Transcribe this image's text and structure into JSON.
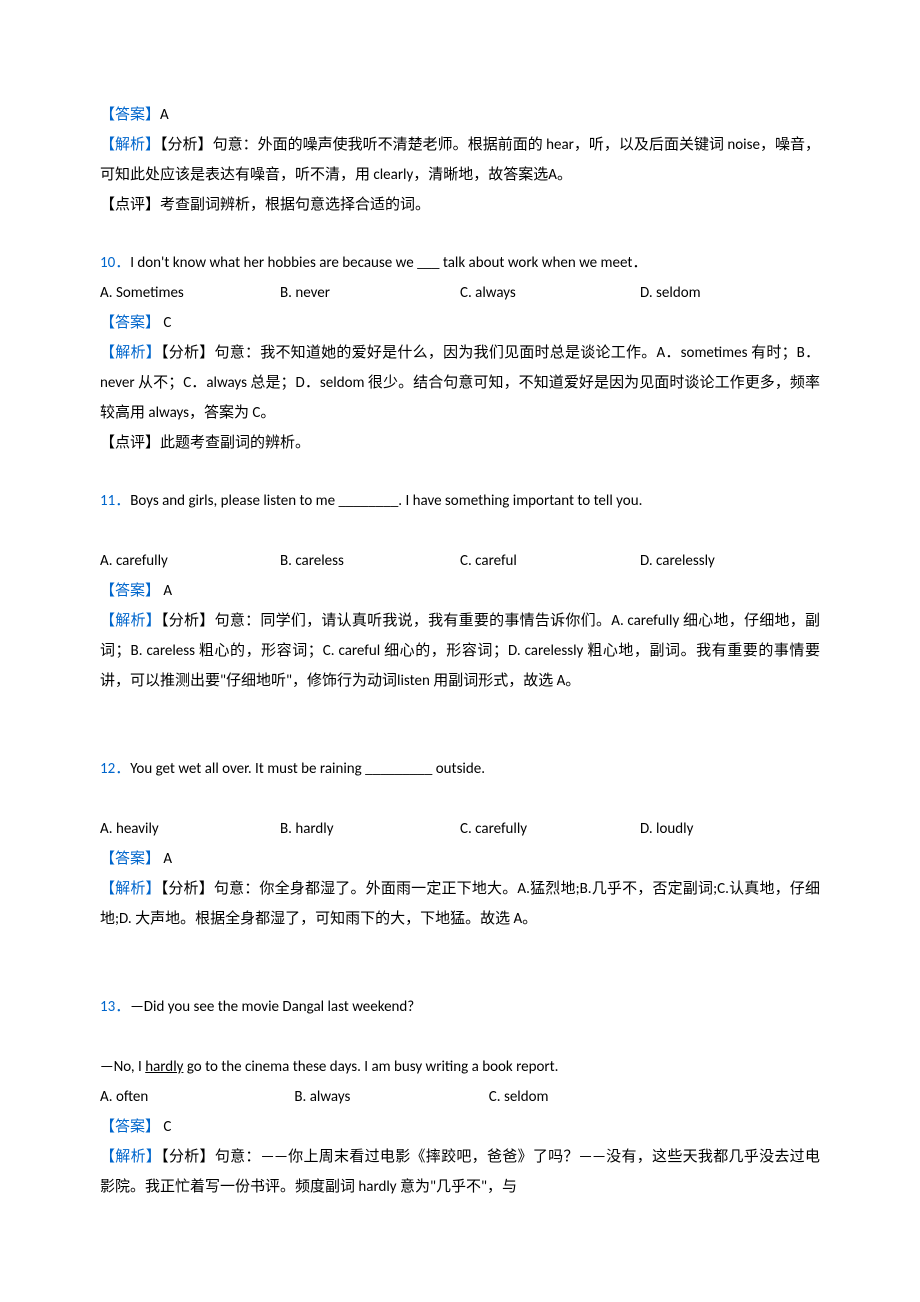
{
  "colors": {
    "link_blue": "#0066cc",
    "text": "#000000",
    "bg": "#ffffff"
  },
  "typography": {
    "body_fontsize_pt": 11,
    "line_height": 2.0,
    "font_family": "SimSun, Calibri, sans-serif"
  },
  "labels": {
    "answer": "【答案】",
    "analysis": "【解析】",
    "analysis_sub": "【分析】",
    "comment": "【点评】"
  },
  "q9_tail": {
    "answer_letter": "A",
    "analysis": "句意：外面的噪声使我听不清楚老师。根据前面的 hear，听，以及后面关键词 noise，噪音，可知此处应该是表达有噪音，听不清，用 clearly，清晰地，故答案选A。",
    "comment": "考查副词辨析，根据句意选择合适的词。"
  },
  "q10": {
    "number": "10．",
    "stem": "I don't know what her hobbies are because we ___ talk about work when we meet．",
    "options": [
      {
        "key": "A",
        "text": "A. Sometimes"
      },
      {
        "key": "B",
        "text": "B. never"
      },
      {
        "key": "C",
        "text": "C. always"
      },
      {
        "key": "D",
        "text": "D. seldom"
      }
    ],
    "answer_letter": " C",
    "analysis": "句意：我不知道她的爱好是什么，因为我们见面时总是谈论工作。A．sometimes 有时；B．never 从不；C．always 总是；D．seldom 很少。结合句意可知，不知道爱好是因为见面时谈论工作更多，频率较高用 always，答案为 C。",
    "comment": "此题考查副词的辨析。"
  },
  "q11": {
    "number": "11．",
    "stem": "Boys and girls, please listen to me ________. I have something important to tell you.",
    "options": [
      {
        "key": "A",
        "text": "A. carefully"
      },
      {
        "key": "B",
        "text": "B. careless"
      },
      {
        "key": "C",
        "text": "C. careful"
      },
      {
        "key": "D",
        "text": "D. carelessly"
      }
    ],
    "answer_letter": " A",
    "analysis": "句意：同学们，请认真听我说，我有重要的事情告诉你们。A. carefully 细心地，仔细地，副词；B. careless 粗心的，形容词；C. careful 细心的，形容词；D. carelessly 粗心地，副词。我有重要的事情要讲，可以推测出要\"仔细地听\"，修饰行为动词listen 用副词形式，故选 A。"
  },
  "q12": {
    "number": "12．",
    "stem": "You get wet all over. It must be raining _________ outside.",
    "options": [
      {
        "key": "A",
        "text": "A. heavily"
      },
      {
        "key": "B",
        "text": "B. hardly"
      },
      {
        "key": "C",
        "text": "C. carefully"
      },
      {
        "key": "D",
        "text": "D. loudly"
      }
    ],
    "answer_letter": " A",
    "analysis": "句意：你全身都湿了。外面雨一定正下地大。A.猛烈地;B.几乎不，否定副词;C.认真地，仔细地;D. 大声地。根据全身都湿了，可知雨下的大，下地猛。故选 A。"
  },
  "q13": {
    "number": "13．",
    "stem1": "—Did you see the movie Dangal last weekend?",
    "stem2_pre": "—No, I ",
    "stem2_underline": "hardly",
    "stem2_post": " go to the cinema these days. I am busy writing a book report.",
    "options": [
      {
        "key": "A",
        "text": "A. often"
      },
      {
        "key": "B",
        "text": "B. always"
      },
      {
        "key": "C",
        "text": "C. seldom"
      }
    ],
    "answer_letter": " C",
    "analysis": "句意：——你上周末看过电影《摔跤吧，爸爸》了吗？——没有，这些天我都几乎没去过电影院。我正忙着写一份书评。频度副词 hardly 意为\"几乎不\"，与"
  }
}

----

PROBLEM —
Set the data above down again exactly as given, with no pictures.

EXERCISE SOLUTION —
Transcribe this image's text and structure into JSON.
{
  "colors": {
    "link_blue": "#0066cc",
    "text": "#000000",
    "bg": "#ffffff"
  },
  "typography": {
    "body_fontsize_pt": 11,
    "line_height": 2.0,
    "font_family": "SimSun, Calibri, sans-serif"
  },
  "labels": {
    "answer": "【答案】",
    "analysis": "【解析】",
    "analysis_sub": "【分析】",
    "comment": "【点评】"
  },
  "q9_tail": {
    "answer_letter": "A",
    "analysis": "句意：外面的噪声使我听不清楚老师。根据前面的 hear，听，以及后面关键词 noise，噪音，可知此处应该是表达有噪音，听不清，用 clearly，清晰地，故答案选A。",
    "comment": "考查副词辨析，根据句意选择合适的词。"
  },
  "q10": {
    "number": "10．",
    "stem": "I don't know what her hobbies are because we ___ talk about work when we meet．",
    "options": [
      {
        "key": "A",
        "text": "A. Sometimes"
      },
      {
        "key": "B",
        "text": "B. never"
      },
      {
        "key": "C",
        "text": "C. always"
      },
      {
        "key": "D",
        "text": "D. seldom"
      }
    ],
    "answer_letter": " C",
    "analysis": "句意：我不知道她的爱好是什么，因为我们见面时总是谈论工作。A．sometimes 有时；B．never 从不；C．always 总是；D．seldom 很少。结合句意可知，不知道爱好是因为见面时谈论工作更多，频率较高用 always，答案为 C。",
    "comment": "此题考查副词的辨析。"
  },
  "q11": {
    "number": "11．",
    "stem": "Boys and girls, please listen to me ________. I have something important to tell you.",
    "options": [
      {
        "key": "A",
        "text": "A. carefully"
      },
      {
        "key": "B",
        "text": "B. careless"
      },
      {
        "key": "C",
        "text": "C. careful"
      },
      {
        "key": "D",
        "text": "D. carelessly"
      }
    ],
    "answer_letter": " A",
    "analysis": "句意：同学们，请认真听我说，我有重要的事情告诉你们。A. carefully 细心地，仔细地，副词；B. careless 粗心的，形容词；C. careful 细心的，形容词；D. carelessly 粗心地，副词。我有重要的事情要讲，可以推测出要\"仔细地听\"，修饰行为动词listen 用副词形式，故选 A。"
  },
  "q12": {
    "number": "12．",
    "stem": "You get wet all over. It must be raining _________ outside.",
    "options": [
      {
        "key": "A",
        "text": "A. heavily"
      },
      {
        "key": "B",
        "text": "B. hardly"
      },
      {
        "key": "C",
        "text": "C. carefully"
      },
      {
        "key": "D",
        "text": "D. loudly"
      }
    ],
    "answer_letter": " A",
    "analysis": "句意：你全身都湿了。外面雨一定正下地大。A.猛烈地;B.几乎不，否定副词;C.认真地，仔细地;D. 大声地。根据全身都湿了，可知雨下的大，下地猛。故选 A。"
  },
  "q13": {
    "number": "13．",
    "stem1": "—Did you see the movie Dangal last weekend?",
    "stem2_pre": "—No, I ",
    "stem2_underline": "hardly",
    "stem2_post": " go to the cinema these days. I am busy writing a book report.",
    "options": [
      {
        "key": "A",
        "text": "A. often"
      },
      {
        "key": "B",
        "text": "B. always"
      },
      {
        "key": "C",
        "text": "C. seldom"
      }
    ],
    "answer_letter": " C",
    "analysis": "句意：——你上周末看过电影《摔跤吧，爸爸》了吗？——没有，这些天我都几乎没去过电影院。我正忙着写一份书评。频度副词 hardly 意为\"几乎不\"，与"
  }
}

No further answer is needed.